Start RAW DATA
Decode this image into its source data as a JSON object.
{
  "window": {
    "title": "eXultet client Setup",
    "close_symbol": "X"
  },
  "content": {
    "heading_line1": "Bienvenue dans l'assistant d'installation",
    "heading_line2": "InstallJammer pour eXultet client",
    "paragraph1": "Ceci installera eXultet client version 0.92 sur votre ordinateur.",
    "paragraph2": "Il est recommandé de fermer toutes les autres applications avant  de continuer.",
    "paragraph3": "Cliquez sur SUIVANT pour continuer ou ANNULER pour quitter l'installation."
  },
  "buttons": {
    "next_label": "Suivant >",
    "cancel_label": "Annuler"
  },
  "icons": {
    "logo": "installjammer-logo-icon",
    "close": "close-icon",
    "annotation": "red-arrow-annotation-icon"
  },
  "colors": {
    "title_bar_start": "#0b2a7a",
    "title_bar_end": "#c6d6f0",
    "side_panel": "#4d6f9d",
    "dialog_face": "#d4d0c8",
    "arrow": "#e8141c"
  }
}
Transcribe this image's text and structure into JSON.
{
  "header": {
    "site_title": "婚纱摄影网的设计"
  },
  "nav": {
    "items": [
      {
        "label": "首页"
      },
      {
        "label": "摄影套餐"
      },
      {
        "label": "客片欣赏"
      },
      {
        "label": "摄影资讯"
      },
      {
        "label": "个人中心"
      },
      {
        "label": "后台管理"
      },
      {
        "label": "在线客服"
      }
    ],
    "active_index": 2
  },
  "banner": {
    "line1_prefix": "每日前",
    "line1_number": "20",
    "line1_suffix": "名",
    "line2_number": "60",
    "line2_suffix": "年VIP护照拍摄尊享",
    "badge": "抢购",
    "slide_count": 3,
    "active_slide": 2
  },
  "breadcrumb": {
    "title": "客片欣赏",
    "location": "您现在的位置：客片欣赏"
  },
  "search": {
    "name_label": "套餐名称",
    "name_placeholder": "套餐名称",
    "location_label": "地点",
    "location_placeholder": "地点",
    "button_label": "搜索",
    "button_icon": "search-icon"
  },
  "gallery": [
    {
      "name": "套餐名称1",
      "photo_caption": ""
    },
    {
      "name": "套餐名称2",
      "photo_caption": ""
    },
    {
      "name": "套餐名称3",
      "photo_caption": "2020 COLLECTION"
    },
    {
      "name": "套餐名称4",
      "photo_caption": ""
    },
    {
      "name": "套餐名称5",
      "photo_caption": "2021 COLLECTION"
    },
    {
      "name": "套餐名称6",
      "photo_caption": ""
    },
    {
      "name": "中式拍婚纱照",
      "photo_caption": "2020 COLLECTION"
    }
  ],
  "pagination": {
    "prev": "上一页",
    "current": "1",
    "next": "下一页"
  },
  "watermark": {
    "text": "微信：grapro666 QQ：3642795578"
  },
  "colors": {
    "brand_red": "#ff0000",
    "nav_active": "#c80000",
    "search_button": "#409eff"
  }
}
End RAW DATA
▶ [WHAT TO DO] Show each line holding the word "pour".

▶ [SOLUTION TO THIS EXERCISE]
    "heading_line2": "InstallJammer pour eXultet client",
    "paragraph3": "Cliquez sur SUIVANT pour continuer ou ANNULER pour quitter l'installation."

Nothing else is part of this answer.